_WORK TO BE COMPLETED:_ Please turn everything in the material below, from the line containing "Find all labels, buttons, inputs, and" down to the line containing "chromatogram-chart [0,430,945,720]" (both included), into a JSON list of strings, one per line, with blank lines left out. Convert only those lines.

_Records from a dataset:_

=-=-=

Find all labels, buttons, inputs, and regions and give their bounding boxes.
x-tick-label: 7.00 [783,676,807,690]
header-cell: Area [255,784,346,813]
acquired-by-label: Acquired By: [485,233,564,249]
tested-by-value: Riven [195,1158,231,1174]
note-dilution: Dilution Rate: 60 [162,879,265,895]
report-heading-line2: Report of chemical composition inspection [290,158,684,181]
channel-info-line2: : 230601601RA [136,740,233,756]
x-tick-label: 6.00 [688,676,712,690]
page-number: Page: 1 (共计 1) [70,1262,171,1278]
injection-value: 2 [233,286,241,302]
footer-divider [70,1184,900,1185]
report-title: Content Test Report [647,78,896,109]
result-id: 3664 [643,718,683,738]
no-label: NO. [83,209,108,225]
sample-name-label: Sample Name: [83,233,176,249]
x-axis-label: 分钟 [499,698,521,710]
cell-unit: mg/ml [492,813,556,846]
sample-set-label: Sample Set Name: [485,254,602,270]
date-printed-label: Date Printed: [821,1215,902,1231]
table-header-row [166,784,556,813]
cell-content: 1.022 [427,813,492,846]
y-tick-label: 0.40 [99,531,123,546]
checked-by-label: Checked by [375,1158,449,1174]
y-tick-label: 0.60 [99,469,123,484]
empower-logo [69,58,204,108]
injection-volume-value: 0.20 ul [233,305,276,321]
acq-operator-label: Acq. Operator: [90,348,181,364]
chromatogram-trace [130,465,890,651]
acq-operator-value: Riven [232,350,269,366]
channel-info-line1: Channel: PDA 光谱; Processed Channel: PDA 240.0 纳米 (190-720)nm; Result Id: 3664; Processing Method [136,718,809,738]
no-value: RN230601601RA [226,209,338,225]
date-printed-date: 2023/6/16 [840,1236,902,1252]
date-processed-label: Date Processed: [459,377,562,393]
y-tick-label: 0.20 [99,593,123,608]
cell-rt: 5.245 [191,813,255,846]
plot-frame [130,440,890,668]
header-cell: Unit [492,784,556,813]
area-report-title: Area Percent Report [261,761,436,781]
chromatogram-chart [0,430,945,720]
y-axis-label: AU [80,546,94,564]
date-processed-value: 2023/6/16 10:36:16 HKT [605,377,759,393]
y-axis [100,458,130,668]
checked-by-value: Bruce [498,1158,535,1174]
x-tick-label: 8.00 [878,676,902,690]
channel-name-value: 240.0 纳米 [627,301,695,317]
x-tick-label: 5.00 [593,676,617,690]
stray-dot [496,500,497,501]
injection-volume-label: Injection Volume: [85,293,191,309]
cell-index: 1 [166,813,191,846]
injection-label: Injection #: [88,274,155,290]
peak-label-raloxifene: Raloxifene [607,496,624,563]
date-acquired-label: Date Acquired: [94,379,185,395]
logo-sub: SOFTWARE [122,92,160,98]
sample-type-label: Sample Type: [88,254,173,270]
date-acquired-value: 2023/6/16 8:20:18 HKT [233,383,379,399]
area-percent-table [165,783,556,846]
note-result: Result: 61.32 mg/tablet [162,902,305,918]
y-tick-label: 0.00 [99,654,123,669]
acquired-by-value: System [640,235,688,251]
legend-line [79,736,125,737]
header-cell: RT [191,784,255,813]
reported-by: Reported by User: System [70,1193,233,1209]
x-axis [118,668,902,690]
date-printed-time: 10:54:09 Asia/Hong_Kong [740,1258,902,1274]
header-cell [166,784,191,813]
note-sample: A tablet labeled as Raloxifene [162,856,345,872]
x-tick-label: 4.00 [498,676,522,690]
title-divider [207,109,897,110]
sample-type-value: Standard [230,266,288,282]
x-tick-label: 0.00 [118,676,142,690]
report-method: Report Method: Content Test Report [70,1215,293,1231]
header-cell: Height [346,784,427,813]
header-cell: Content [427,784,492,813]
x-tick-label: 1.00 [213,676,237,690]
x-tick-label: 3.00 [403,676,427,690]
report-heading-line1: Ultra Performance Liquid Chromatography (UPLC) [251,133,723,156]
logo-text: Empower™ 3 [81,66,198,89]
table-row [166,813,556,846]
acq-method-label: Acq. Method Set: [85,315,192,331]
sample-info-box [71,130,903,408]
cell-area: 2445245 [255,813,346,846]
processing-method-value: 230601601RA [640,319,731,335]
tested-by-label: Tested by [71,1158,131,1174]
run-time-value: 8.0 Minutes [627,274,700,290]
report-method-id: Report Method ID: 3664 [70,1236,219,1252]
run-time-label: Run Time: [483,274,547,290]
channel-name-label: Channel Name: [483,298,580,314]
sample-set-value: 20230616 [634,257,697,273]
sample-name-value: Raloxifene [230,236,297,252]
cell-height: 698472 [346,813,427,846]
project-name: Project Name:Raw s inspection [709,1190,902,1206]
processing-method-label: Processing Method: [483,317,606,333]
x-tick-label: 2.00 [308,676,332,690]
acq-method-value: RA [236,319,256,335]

=-=-=

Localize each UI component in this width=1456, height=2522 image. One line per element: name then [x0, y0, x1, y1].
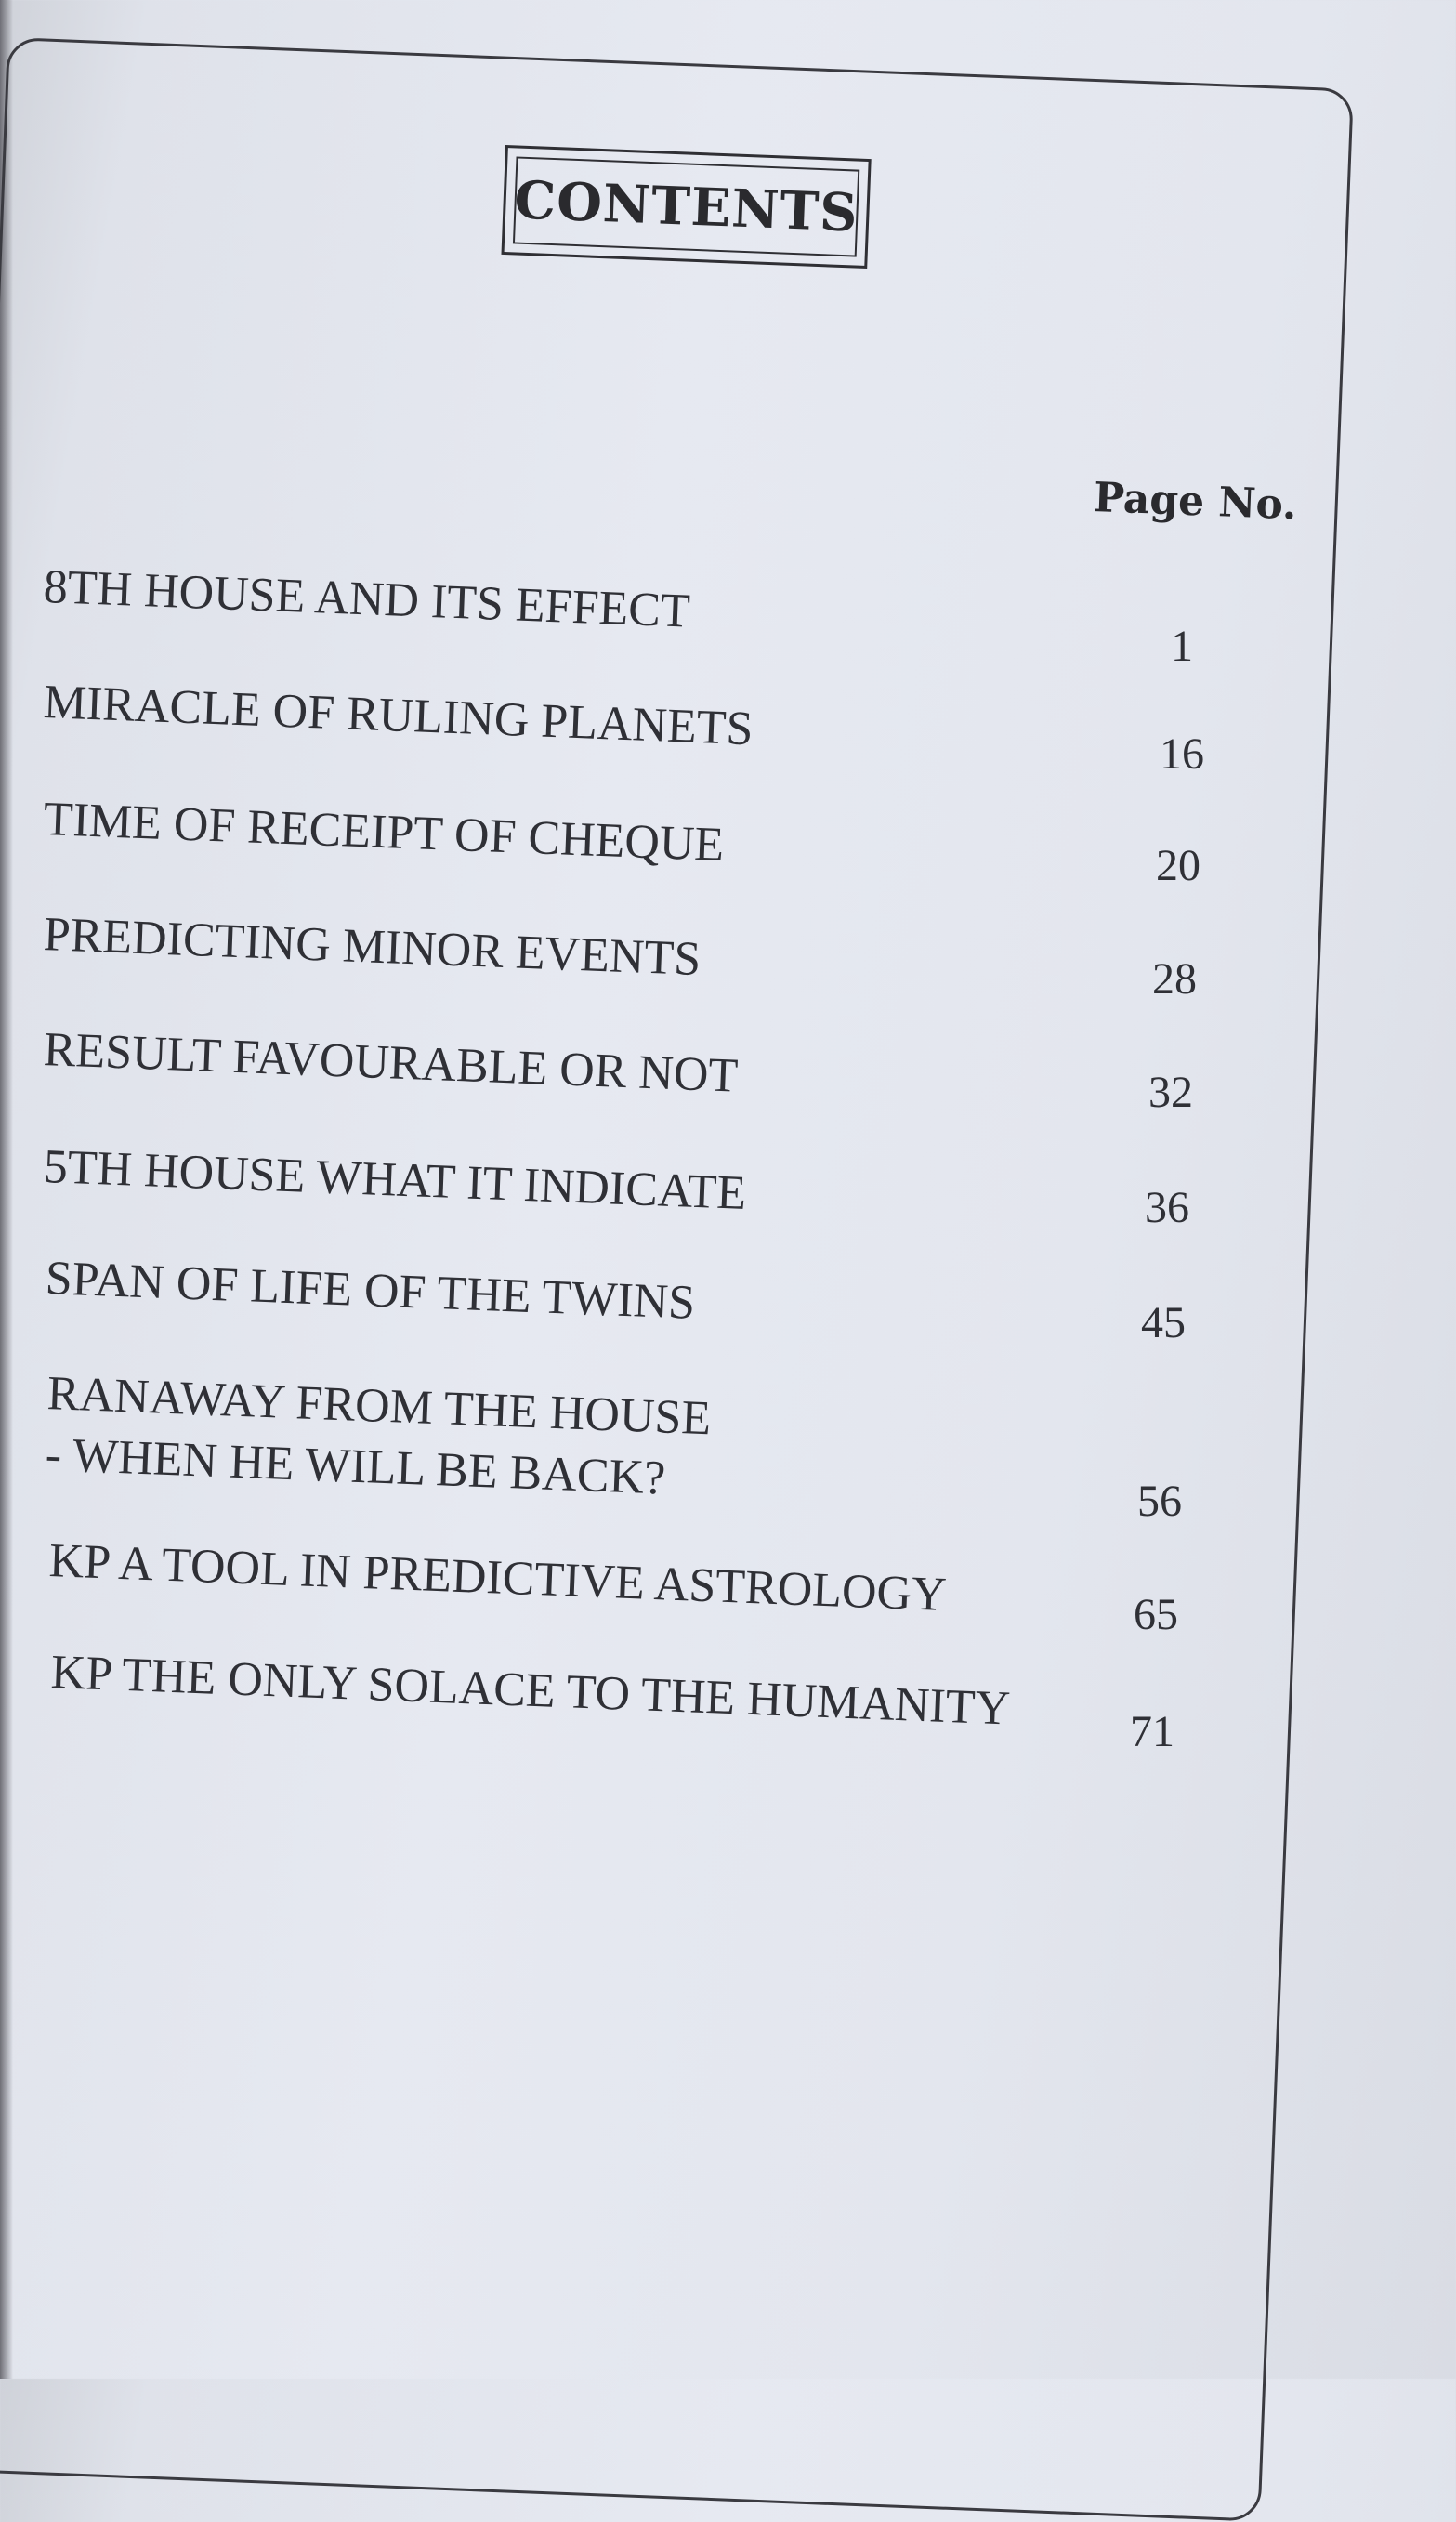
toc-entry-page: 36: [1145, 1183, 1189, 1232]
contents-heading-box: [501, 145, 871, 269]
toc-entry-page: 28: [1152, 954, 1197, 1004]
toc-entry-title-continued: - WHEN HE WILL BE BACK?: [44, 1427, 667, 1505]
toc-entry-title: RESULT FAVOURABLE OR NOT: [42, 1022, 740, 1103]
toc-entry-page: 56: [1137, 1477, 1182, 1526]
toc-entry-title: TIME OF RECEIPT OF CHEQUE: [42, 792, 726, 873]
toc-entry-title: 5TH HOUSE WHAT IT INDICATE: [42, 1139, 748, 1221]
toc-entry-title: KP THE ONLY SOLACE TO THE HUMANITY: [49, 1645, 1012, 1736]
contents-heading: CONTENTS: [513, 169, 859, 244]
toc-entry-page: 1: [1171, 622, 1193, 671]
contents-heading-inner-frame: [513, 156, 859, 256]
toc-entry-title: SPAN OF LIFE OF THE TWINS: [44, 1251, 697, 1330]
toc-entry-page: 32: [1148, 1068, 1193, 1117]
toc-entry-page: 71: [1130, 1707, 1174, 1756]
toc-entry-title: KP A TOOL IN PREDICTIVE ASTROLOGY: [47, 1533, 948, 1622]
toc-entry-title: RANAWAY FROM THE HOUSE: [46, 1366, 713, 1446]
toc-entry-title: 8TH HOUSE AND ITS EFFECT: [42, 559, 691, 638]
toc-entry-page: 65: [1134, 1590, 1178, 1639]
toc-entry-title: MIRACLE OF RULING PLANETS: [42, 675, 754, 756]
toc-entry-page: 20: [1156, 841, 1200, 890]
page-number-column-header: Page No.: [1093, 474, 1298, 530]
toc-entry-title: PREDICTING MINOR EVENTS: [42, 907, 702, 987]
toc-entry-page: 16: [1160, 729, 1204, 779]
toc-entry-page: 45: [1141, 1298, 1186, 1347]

=-=-=

_COMPLETE RESPONSE:_
[
  "Find all labels, buttons, inputs, and regions and give their bounding boxes.",
  "x-tick-label: 7.00 [783,676,807,690]",
  "header-cell: Area [255,784,346,813]",
  "acquired-by-label: Acquired By: [485,233,564,249]",
  "tested-by-value: Riven [195,1158,231,1174]",
  "note-dilution: Dilution Rate: 60 [162,879,265,895]",
  "report-heading-line2: Report of chemical composition inspection [290,158,684,181]",
  "channel-info-line2: : 230601601RA [136,740,233,756]",
  "x-tick-label: 6.00 [688,676,712,690]",
  "page-number: Page: 1 (共计 1) [70,1262,171,1278]",
  "injection-value: 2 [233,286,241,302]",
  "footer-divider [70,1184,900,1185]",
  "report-title: Content Test Report [647,78,896,109]",
  "result-id: 3664 [643,718,683,738]",
  "no-label: NO. [83,209,108,225]",
  "sample-name-label: Sample Name: [83,233,176,249]",
  "x-axis-label: 分钟 [499,698,521,710]",
  "cell-unit: mg/ml [492,813,556,846]",
  "sample-set-label: Sample Set Name: [485,254,602,270]",
  "date-printed-label: Date Printed: [821,1215,902,1231]",
  "table-header-row [166,784,556,813]",
  "cell-content: 1.022 [427,813,492,846]",
  "y-tick-label: 0.40 [99,531,123,546]",
  "checked-by-label: Checked by [375,1158,449,1174]",
  "y-tick-label: 0.60 [99,469,123,484]",
  "empower-logo [69,58,204,108]",
  "injection-volume-value: 0.20 ul [233,305,276,321]",
  "acq-operator-label: Acq. Operator: [90,348,181,364]",
  "chromatogram-trace [130,465,890,651]",
  "acq-operator-value: Riven [232,350,269,366]",
  "channel-info-line1: Channel: PDA 光谱; Processed Channel: PDA 240.0 纳米 (190-720)nm; Result Id: 3664; Processing Method [136,718,809,738]",
  "no-value: RN230601601RA [226,209,338,225]",
  "date-printed-date: 2023/6/16 [840,1236,902,1252]",
  "date-processed-label: Date Processed: [459,377,562,393]",
  "y-tick-label: 0.20 [99,593,123,608]",
  "cell-rt: 5.245 [191,813,255,846]",
  "plot-frame [130,440,890,668]",
  "header-cell: Unit [492,784,556,813]",
  "area-report-title: Area Percent Report [261,761,436,781]",
  "chromatogram-chart [0,430,945,720]"
]